Stored data

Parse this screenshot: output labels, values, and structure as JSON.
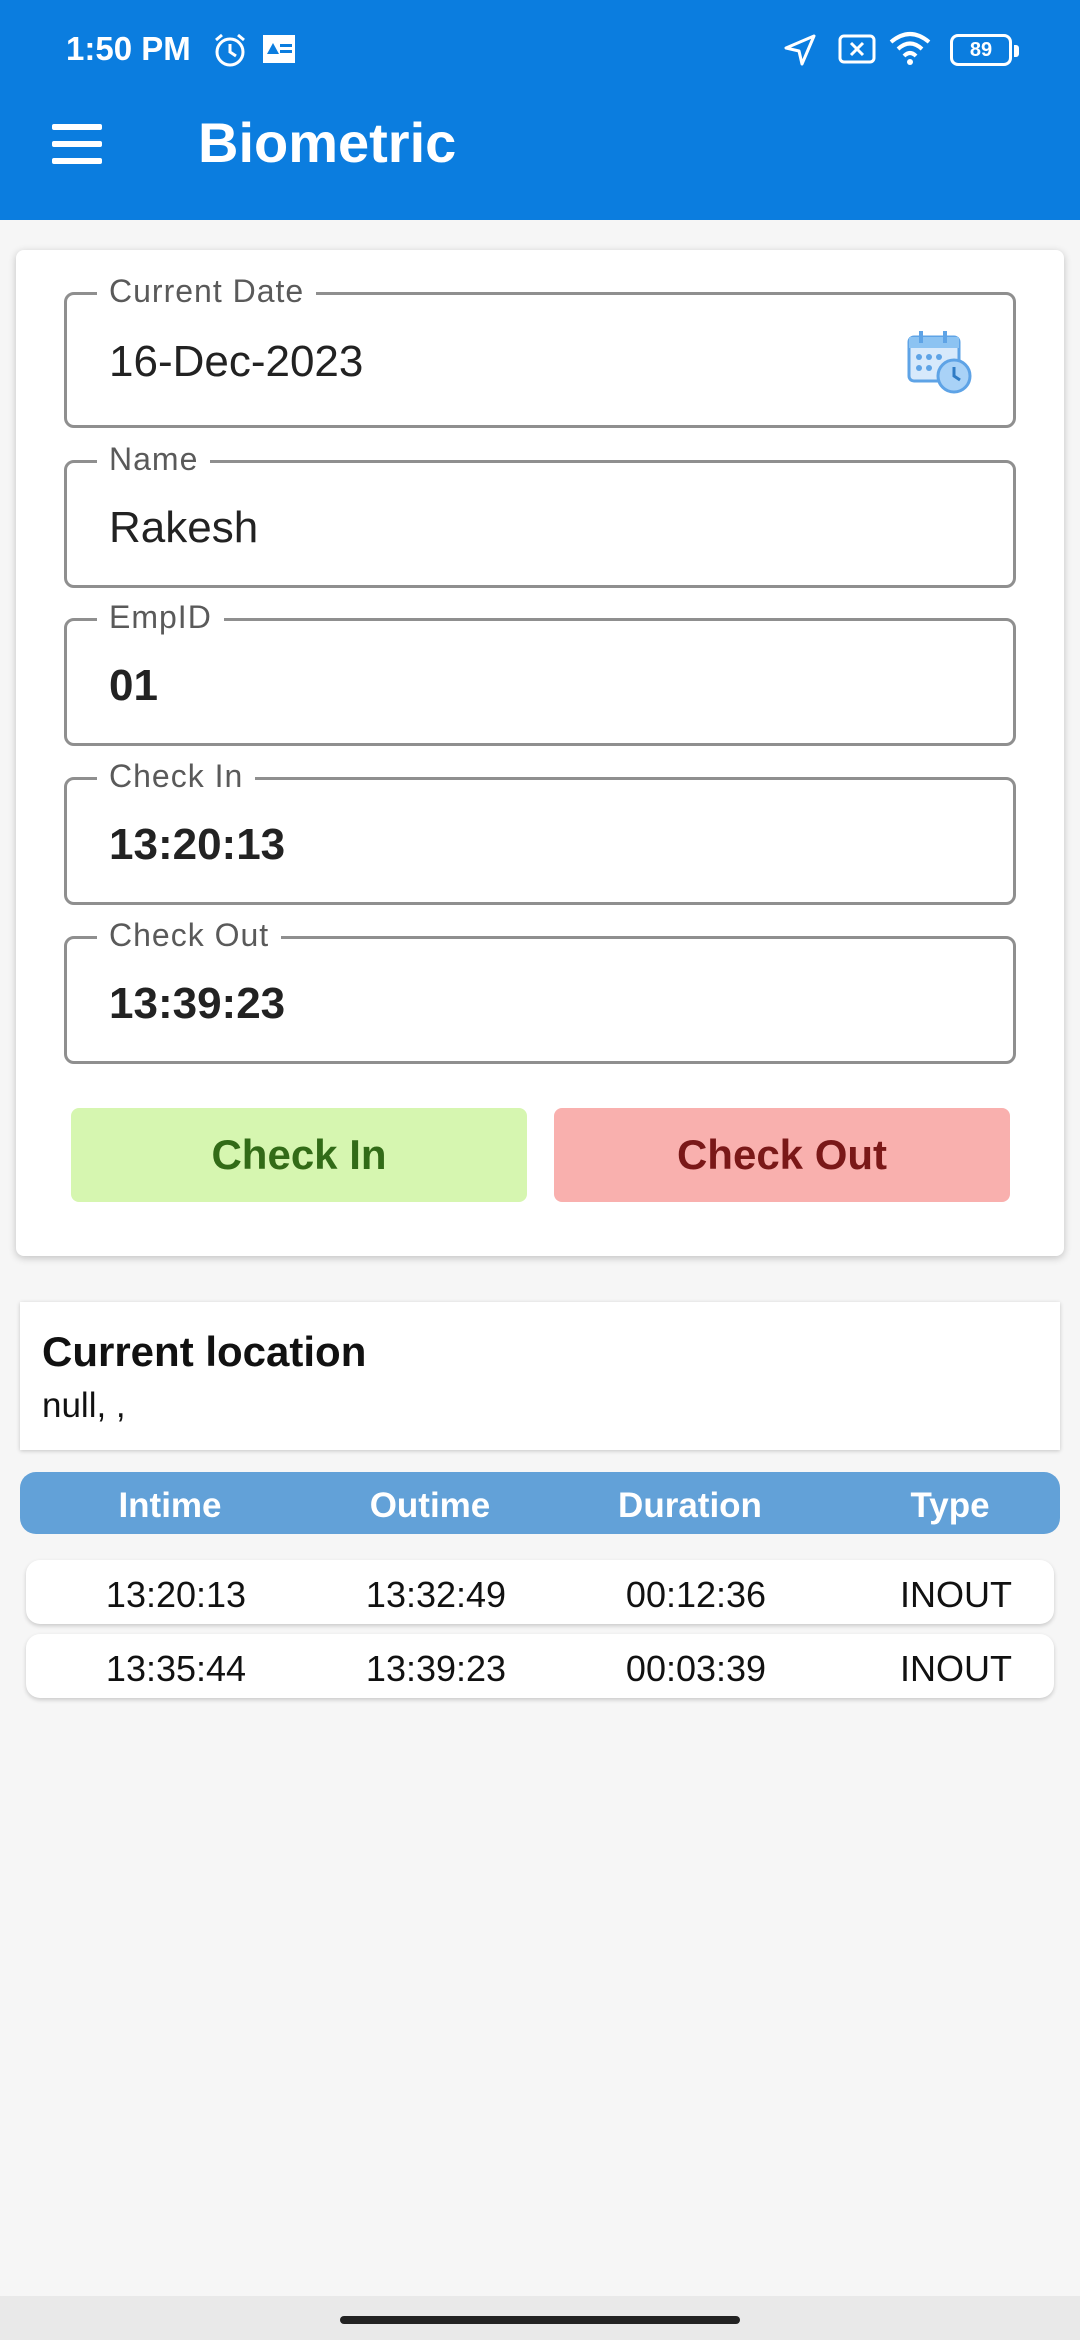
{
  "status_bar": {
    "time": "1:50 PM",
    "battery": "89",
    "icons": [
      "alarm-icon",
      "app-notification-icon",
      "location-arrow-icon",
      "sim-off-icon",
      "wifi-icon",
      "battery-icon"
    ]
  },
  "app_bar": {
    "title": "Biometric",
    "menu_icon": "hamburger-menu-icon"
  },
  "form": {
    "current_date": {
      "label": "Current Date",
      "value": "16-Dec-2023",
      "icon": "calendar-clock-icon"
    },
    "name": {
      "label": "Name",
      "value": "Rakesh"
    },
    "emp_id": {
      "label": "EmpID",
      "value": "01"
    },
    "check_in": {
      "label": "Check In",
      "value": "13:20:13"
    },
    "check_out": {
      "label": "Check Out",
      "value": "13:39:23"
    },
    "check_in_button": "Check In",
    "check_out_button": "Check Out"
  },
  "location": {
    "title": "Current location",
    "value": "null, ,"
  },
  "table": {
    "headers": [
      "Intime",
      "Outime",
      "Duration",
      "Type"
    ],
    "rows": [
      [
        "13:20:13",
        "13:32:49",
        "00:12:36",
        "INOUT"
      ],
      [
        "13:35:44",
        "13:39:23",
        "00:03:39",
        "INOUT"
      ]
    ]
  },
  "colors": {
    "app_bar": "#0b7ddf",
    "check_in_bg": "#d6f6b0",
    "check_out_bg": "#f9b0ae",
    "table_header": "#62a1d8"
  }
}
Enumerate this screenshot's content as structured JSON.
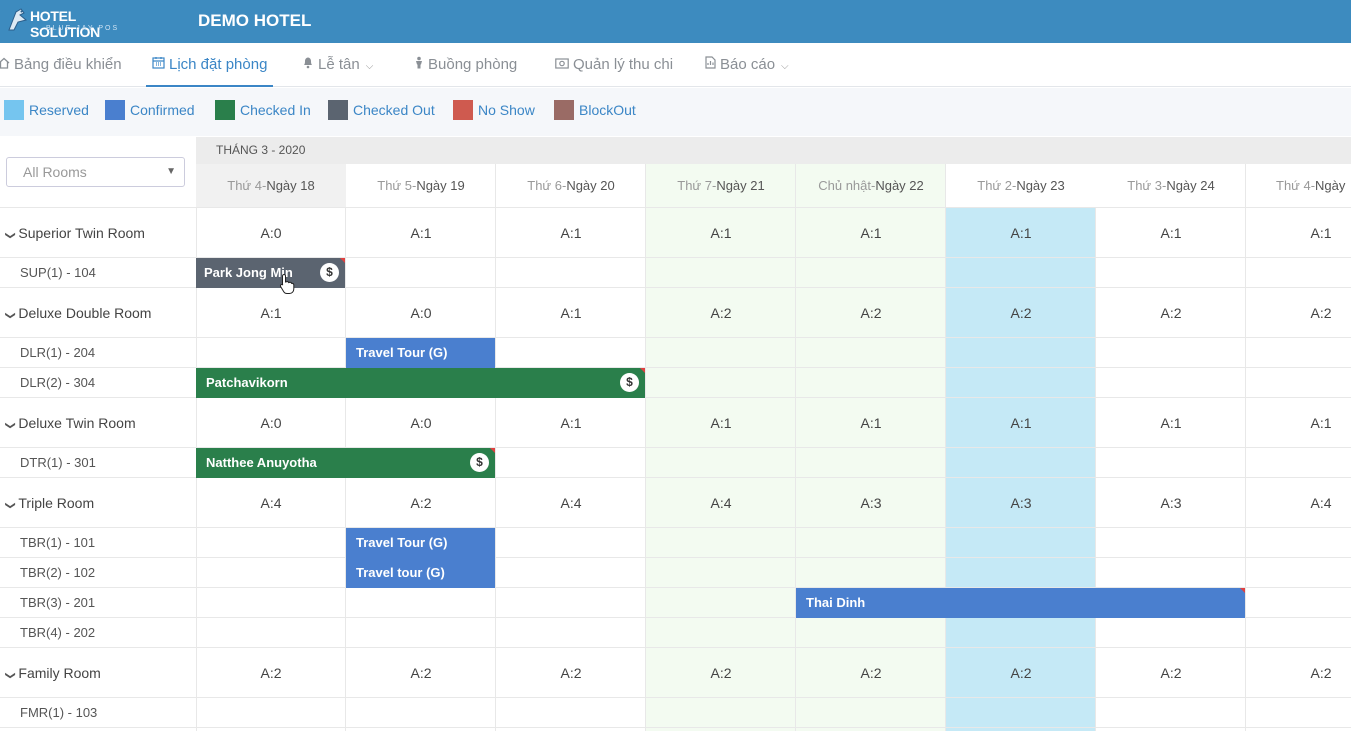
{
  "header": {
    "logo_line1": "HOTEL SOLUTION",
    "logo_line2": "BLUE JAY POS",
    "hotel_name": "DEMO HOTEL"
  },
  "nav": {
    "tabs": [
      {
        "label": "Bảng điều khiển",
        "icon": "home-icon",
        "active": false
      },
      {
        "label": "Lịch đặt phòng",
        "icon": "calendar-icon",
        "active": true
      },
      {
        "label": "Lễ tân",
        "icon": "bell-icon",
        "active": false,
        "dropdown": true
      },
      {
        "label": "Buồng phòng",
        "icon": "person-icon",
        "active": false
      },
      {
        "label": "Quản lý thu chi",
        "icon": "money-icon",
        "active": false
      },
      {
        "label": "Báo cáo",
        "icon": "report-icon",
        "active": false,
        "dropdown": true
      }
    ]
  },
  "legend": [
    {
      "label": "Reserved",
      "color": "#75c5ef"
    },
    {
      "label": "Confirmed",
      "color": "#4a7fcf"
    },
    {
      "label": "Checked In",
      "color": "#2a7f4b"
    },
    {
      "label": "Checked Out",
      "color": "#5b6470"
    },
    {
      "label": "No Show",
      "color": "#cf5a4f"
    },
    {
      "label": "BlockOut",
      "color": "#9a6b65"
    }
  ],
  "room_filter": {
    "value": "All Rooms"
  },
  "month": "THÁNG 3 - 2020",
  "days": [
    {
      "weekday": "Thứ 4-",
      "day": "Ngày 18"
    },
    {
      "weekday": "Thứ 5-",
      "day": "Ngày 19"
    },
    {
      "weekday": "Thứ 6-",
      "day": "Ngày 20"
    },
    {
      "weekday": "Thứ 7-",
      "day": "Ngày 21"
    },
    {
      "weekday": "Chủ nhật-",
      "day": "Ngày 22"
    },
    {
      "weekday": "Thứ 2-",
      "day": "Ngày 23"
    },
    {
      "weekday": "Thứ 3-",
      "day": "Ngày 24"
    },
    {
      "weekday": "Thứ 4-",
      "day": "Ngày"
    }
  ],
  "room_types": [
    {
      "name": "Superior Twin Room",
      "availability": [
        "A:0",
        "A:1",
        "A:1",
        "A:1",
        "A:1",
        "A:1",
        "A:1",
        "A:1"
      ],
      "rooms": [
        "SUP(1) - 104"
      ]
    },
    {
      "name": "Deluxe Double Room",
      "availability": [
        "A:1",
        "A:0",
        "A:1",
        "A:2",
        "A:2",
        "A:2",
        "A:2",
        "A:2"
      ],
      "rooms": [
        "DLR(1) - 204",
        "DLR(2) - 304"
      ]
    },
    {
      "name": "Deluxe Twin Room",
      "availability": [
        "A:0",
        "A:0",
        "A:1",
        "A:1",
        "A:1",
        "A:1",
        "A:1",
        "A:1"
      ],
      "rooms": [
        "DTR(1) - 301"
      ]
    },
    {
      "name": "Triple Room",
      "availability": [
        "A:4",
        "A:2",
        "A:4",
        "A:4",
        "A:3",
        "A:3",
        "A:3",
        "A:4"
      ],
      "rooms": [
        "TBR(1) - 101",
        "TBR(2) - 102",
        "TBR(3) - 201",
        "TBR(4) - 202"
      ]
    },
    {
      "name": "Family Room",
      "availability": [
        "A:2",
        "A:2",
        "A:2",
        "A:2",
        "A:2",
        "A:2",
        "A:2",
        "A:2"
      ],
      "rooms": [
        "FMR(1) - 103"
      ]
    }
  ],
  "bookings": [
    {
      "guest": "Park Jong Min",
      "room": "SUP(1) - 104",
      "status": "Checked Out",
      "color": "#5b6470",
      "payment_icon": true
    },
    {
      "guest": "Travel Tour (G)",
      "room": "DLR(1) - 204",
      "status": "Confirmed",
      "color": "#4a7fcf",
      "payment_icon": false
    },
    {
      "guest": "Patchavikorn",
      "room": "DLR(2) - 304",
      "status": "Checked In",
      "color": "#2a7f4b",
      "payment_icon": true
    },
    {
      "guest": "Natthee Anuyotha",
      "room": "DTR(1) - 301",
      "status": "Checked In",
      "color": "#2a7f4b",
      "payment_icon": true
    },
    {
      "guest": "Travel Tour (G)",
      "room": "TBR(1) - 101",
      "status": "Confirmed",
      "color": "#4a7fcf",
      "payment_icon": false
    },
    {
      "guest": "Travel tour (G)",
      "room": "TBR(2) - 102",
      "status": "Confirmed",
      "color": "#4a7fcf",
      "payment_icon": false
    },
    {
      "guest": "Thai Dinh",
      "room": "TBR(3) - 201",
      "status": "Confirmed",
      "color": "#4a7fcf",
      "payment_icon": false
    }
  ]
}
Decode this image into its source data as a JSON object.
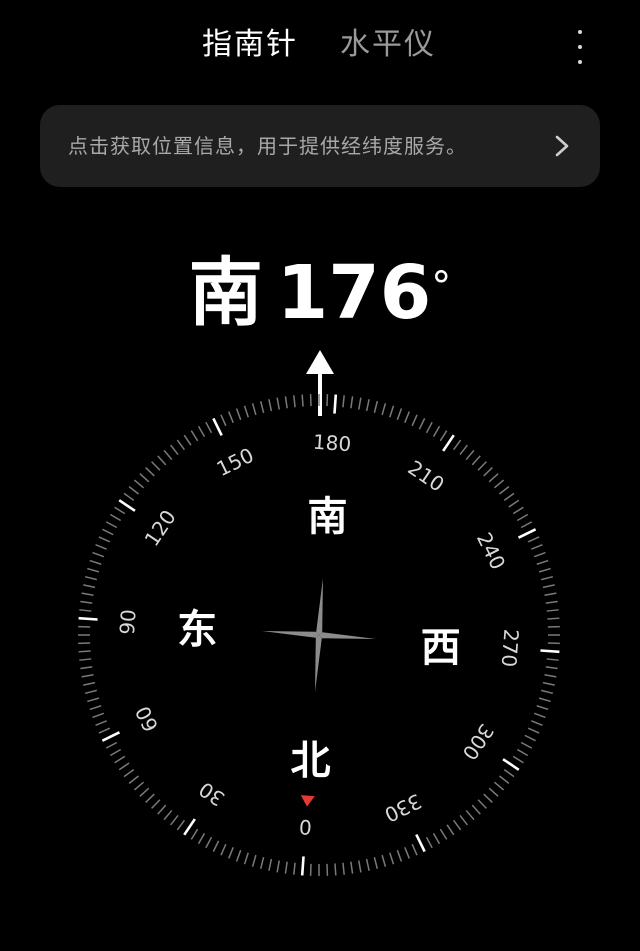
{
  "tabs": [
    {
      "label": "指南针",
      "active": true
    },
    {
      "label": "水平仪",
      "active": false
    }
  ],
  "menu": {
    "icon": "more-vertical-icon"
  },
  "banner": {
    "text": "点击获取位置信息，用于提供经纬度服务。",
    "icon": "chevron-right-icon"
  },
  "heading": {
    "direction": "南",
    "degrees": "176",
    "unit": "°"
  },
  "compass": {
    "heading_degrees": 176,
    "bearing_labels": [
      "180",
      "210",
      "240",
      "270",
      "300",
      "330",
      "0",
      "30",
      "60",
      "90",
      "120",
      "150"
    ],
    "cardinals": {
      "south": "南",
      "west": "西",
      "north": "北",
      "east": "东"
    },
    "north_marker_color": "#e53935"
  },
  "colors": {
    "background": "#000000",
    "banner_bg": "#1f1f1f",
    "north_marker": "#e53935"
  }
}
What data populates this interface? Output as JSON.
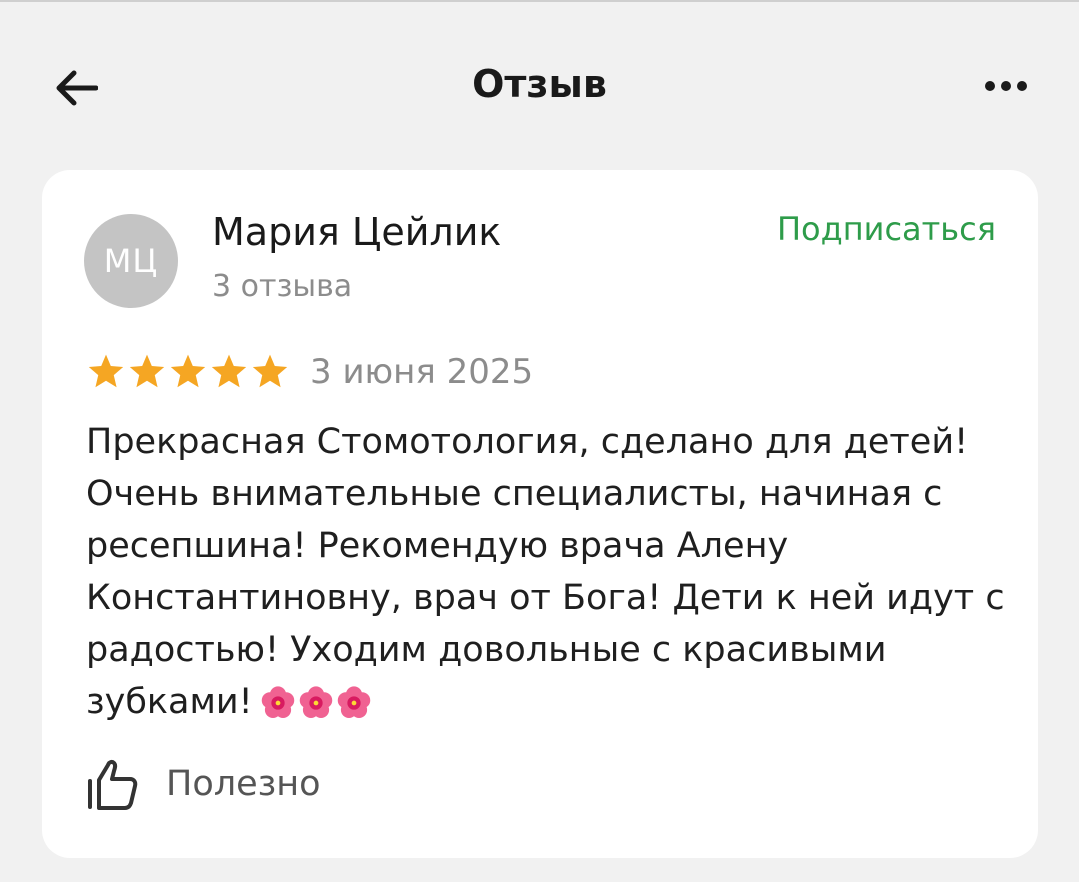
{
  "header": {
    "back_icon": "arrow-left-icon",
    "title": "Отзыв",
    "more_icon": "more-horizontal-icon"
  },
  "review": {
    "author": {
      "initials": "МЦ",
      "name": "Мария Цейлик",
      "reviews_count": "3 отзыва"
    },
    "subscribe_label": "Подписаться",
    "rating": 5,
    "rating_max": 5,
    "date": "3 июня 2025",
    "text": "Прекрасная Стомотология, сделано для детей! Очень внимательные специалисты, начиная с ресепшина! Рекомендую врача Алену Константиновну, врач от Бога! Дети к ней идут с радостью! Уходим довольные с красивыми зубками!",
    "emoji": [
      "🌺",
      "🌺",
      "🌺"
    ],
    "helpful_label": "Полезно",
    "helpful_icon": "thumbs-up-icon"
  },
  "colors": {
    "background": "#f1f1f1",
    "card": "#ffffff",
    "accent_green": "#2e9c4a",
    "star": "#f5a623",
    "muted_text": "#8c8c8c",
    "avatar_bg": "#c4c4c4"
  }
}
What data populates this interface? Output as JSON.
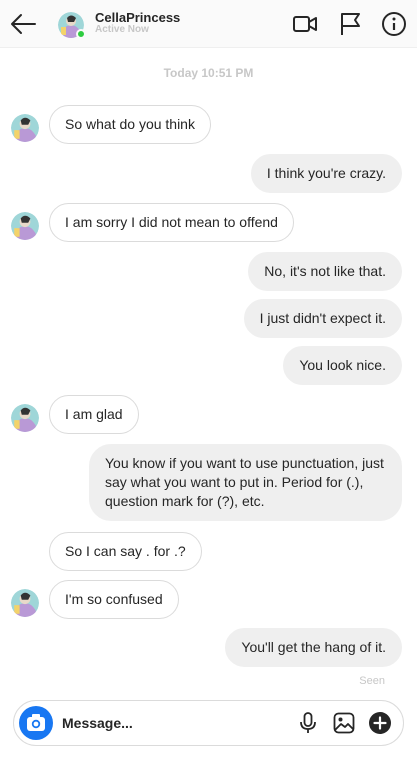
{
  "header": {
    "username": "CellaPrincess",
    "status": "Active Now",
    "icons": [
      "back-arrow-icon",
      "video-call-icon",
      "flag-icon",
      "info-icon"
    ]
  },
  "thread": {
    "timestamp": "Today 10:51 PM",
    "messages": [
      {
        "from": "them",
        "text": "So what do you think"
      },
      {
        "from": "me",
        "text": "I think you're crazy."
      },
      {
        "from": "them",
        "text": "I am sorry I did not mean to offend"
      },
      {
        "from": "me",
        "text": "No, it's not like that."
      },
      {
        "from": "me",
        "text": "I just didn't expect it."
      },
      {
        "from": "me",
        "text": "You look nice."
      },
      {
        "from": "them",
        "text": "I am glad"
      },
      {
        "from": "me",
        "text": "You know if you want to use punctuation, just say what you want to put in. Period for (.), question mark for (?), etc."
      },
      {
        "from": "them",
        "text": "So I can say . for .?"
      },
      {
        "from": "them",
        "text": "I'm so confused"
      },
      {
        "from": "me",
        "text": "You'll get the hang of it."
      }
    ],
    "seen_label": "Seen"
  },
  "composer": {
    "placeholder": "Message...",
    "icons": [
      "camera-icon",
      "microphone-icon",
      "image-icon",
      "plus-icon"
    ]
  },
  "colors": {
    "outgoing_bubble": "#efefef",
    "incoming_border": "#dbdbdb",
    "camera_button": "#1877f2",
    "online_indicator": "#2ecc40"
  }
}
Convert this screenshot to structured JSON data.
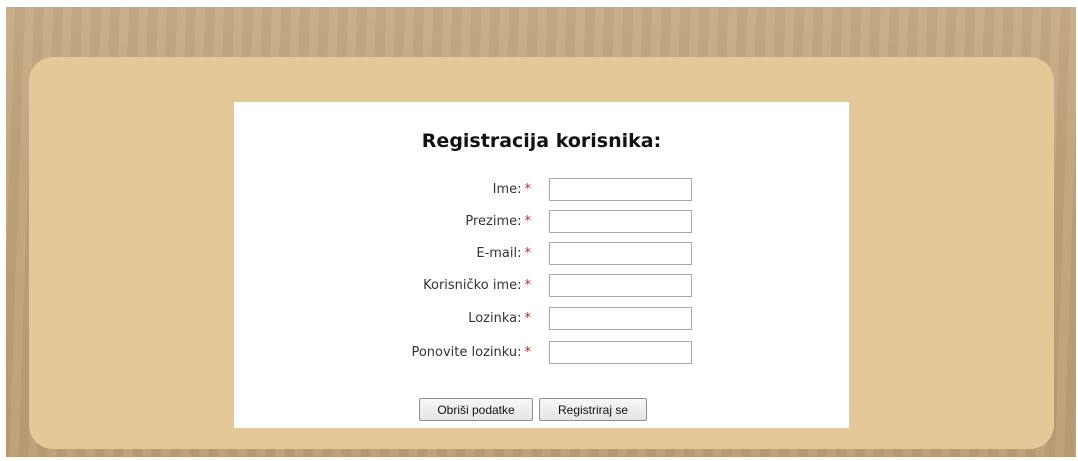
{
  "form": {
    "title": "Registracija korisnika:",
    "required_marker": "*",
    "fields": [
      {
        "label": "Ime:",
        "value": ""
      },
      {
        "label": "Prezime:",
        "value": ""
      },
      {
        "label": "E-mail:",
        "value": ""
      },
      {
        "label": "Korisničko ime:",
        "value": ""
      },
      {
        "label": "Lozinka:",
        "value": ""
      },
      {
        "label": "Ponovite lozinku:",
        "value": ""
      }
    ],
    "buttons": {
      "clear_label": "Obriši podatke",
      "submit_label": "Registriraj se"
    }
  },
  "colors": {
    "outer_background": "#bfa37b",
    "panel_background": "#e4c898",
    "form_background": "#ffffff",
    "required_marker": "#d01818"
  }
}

Problem to solve:
Go through the material above and count the lines that include "image". Give the number alone.

Expected answer:
2